== INFORMATION PROVIDED ==

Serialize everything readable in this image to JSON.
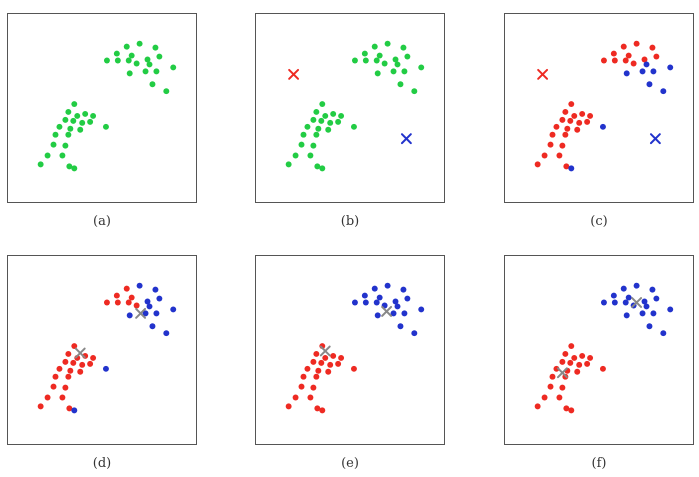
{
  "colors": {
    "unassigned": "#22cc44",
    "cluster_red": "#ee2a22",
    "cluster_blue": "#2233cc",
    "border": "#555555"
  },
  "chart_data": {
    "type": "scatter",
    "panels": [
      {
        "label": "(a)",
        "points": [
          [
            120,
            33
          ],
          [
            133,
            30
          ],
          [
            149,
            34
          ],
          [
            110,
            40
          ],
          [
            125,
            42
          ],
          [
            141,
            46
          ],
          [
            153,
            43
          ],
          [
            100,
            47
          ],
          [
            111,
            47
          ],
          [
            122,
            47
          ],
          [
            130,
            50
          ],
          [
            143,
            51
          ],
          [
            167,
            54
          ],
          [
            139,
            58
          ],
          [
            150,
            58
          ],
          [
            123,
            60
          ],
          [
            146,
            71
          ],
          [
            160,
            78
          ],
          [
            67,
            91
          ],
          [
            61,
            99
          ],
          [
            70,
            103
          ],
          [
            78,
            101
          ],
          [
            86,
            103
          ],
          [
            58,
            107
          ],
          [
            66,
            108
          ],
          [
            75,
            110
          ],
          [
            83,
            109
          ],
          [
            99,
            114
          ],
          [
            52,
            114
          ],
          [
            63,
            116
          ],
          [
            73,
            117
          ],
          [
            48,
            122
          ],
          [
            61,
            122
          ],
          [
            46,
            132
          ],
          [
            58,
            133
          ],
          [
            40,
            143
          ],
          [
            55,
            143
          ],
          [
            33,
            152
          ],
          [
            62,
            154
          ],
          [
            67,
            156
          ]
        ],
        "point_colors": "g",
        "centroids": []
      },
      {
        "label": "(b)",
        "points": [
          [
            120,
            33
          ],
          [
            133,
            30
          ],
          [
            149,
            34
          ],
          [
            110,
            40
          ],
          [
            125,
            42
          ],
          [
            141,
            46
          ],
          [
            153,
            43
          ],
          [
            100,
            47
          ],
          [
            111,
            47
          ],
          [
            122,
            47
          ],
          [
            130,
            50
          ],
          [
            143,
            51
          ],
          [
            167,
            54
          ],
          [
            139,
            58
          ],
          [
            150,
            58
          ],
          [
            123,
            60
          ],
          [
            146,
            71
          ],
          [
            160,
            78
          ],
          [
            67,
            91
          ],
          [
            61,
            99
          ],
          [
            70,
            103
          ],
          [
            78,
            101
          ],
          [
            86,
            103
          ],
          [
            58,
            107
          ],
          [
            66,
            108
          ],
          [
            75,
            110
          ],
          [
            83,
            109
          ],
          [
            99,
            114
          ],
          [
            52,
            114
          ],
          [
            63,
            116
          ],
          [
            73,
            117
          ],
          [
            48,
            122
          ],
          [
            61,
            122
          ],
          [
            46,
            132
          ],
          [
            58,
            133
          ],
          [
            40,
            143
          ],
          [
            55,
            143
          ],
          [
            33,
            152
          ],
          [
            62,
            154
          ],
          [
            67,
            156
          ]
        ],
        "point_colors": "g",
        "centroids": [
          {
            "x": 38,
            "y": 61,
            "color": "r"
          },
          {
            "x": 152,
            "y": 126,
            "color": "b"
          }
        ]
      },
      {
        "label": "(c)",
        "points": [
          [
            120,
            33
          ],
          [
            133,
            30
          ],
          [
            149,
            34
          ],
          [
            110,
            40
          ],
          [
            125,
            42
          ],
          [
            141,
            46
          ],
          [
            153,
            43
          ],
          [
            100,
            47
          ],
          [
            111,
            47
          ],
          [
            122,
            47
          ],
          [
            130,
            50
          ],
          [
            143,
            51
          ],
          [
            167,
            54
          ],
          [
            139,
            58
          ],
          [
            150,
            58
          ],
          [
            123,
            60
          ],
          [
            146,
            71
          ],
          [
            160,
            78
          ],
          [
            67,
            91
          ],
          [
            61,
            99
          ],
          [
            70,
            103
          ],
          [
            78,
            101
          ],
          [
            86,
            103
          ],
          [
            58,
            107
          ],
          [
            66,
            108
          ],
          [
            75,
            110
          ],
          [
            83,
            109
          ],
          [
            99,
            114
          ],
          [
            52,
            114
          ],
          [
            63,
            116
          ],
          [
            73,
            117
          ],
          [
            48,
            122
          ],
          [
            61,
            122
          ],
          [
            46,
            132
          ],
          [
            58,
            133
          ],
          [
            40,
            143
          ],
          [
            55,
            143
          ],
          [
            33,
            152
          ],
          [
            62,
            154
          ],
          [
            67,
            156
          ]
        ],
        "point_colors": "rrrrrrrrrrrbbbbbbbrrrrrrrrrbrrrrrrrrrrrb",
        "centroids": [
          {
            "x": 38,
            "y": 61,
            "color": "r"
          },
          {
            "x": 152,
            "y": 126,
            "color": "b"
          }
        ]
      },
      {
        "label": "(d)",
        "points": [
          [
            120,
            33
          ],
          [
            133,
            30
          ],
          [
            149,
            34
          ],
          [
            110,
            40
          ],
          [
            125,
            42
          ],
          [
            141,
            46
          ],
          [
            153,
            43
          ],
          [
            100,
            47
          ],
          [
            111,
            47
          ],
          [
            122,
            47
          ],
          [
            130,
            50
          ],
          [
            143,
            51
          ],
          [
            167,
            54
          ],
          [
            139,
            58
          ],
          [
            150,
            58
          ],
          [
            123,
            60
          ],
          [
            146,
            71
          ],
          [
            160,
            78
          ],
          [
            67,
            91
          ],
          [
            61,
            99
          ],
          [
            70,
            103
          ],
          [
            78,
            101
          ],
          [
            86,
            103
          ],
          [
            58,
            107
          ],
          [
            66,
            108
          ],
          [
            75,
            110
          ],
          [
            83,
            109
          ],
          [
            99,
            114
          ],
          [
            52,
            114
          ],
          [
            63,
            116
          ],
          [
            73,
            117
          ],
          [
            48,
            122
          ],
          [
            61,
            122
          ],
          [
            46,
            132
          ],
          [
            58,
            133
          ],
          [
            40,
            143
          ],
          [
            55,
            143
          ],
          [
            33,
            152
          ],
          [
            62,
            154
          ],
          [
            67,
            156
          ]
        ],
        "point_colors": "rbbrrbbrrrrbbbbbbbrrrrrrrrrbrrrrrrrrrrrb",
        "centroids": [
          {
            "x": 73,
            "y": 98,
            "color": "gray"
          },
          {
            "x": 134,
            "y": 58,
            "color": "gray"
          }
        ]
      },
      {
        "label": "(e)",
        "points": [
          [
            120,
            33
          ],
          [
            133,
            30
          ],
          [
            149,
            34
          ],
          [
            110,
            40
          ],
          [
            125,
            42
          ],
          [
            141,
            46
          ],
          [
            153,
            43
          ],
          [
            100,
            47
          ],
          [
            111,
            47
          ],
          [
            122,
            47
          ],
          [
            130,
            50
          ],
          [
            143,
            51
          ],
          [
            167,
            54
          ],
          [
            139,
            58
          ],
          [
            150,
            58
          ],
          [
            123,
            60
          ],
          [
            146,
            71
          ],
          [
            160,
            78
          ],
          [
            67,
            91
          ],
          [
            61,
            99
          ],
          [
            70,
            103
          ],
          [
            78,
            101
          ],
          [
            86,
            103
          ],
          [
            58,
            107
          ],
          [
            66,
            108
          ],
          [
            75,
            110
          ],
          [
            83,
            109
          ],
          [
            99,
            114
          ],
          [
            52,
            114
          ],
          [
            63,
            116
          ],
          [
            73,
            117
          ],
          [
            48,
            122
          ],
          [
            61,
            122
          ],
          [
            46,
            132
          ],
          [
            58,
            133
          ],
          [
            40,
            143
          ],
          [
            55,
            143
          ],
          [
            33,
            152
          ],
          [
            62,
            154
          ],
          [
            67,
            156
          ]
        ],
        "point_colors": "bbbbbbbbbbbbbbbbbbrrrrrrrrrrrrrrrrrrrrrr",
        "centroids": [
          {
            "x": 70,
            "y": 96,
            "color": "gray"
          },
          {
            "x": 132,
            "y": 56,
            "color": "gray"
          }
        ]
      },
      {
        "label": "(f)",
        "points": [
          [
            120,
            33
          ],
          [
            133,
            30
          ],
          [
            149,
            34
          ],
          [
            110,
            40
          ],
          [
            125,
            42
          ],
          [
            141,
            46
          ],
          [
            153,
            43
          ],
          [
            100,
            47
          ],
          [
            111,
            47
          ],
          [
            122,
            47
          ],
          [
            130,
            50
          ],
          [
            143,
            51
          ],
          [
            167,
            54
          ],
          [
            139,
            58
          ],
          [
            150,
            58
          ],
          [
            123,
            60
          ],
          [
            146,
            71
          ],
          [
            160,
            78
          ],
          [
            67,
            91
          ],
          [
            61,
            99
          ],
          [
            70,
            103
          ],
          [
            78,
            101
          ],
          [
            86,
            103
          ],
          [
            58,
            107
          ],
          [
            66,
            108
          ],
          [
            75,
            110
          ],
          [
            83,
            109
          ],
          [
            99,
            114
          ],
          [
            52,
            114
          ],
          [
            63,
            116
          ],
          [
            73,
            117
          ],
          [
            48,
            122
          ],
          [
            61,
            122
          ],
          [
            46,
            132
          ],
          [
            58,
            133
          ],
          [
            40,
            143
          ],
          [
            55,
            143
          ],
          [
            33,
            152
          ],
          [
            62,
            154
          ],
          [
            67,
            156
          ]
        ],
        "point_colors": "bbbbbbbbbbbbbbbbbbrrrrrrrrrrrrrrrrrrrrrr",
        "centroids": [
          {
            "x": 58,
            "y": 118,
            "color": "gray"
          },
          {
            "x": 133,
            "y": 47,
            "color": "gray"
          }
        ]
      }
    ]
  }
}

===

**PROBLEM DETAILS:** Identify the lines that contain the string "label", and copy every one of them.

**WRITTEN RESPONSE:**
        "label": "(a)",
        "label": "(b)",
        "label": "(c)",
        "label": "(d)",
        "label": "(e)",
        "label": "(f)",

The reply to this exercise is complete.